>> Start

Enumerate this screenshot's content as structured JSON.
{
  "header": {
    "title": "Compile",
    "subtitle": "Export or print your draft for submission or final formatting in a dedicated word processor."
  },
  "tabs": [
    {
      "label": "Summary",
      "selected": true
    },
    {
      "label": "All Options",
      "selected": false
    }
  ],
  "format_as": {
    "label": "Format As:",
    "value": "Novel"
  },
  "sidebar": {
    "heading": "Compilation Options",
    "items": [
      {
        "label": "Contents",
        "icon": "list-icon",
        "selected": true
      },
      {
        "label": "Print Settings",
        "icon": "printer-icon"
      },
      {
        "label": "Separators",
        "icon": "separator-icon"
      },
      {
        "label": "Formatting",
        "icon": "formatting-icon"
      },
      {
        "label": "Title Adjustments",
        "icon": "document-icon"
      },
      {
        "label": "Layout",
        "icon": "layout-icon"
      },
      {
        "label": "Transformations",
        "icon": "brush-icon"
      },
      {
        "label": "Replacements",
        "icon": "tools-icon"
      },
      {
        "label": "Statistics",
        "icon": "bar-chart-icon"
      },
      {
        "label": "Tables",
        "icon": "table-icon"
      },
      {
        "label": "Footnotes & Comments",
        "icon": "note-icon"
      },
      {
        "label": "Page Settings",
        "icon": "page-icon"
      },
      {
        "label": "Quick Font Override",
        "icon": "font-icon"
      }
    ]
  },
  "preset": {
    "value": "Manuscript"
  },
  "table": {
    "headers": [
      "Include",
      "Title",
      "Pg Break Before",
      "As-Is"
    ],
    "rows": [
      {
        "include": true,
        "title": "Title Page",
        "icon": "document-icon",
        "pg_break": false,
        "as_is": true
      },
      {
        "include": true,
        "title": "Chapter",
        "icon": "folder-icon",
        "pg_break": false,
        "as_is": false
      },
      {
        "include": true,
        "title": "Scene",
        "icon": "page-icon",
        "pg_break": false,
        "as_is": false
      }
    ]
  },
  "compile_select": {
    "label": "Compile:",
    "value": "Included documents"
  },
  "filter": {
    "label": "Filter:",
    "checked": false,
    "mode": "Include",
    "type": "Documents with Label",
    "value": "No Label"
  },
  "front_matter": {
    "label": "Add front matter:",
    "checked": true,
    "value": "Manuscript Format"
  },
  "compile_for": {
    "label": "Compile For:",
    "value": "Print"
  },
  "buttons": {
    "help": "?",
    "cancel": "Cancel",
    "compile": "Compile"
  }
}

>> End

Reproduce the data shown above exactly.

Enumerate this screenshot's content as structured JSON.
{
  "header": {
    "title": "Compile",
    "subtitle": "Export or print your draft for submission or final formatting in a dedicated word processor."
  },
  "tabs": [
    {
      "label": "Summary",
      "selected": true
    },
    {
      "label": "All Options",
      "selected": false
    }
  ],
  "format_as": {
    "label": "Format As:",
    "value": "Novel"
  },
  "sidebar": {
    "heading": "Compilation Options",
    "items": [
      {
        "label": "Contents",
        "icon": "list-icon",
        "selected": true
      },
      {
        "label": "Print Settings",
        "icon": "printer-icon"
      },
      {
        "label": "Separators",
        "icon": "separator-icon"
      },
      {
        "label": "Formatting",
        "icon": "formatting-icon"
      },
      {
        "label": "Title Adjustments",
        "icon": "document-icon"
      },
      {
        "label": "Layout",
        "icon": "layout-icon"
      },
      {
        "label": "Transformations",
        "icon": "brush-icon"
      },
      {
        "label": "Replacements",
        "icon": "tools-icon"
      },
      {
        "label": "Statistics",
        "icon": "bar-chart-icon"
      },
      {
        "label": "Tables",
        "icon": "table-icon"
      },
      {
        "label": "Footnotes & Comments",
        "icon": "note-icon"
      },
      {
        "label": "Page Settings",
        "icon": "page-icon"
      },
      {
        "label": "Quick Font Override",
        "icon": "font-icon"
      }
    ]
  },
  "preset": {
    "value": "Manuscript"
  },
  "table": {
    "headers": [
      "Include",
      "Title",
      "Pg Break Before",
      "As-Is"
    ],
    "rows": [
      {
        "include": true,
        "title": "Title Page",
        "icon": "document-icon",
        "pg_break": false,
        "as_is": true
      },
      {
        "include": true,
        "title": "Chapter",
        "icon": "folder-icon",
        "pg_break": false,
        "as_is": false
      },
      {
        "include": true,
        "title": "Scene",
        "icon": "page-icon",
        "pg_break": false,
        "as_is": false
      }
    ]
  },
  "compile_select": {
    "label": "Compile:",
    "value": "Included documents"
  },
  "filter": {
    "label": "Filter:",
    "checked": false,
    "mode": "Include",
    "type": "Documents with Label",
    "value": "No Label"
  },
  "front_matter": {
    "label": "Add front matter:",
    "checked": true,
    "value": "Manuscript Format"
  },
  "compile_for": {
    "label": "Compile For:",
    "value": "Print"
  },
  "buttons": {
    "help": "?",
    "cancel": "Cancel",
    "compile": "Compile"
  }
}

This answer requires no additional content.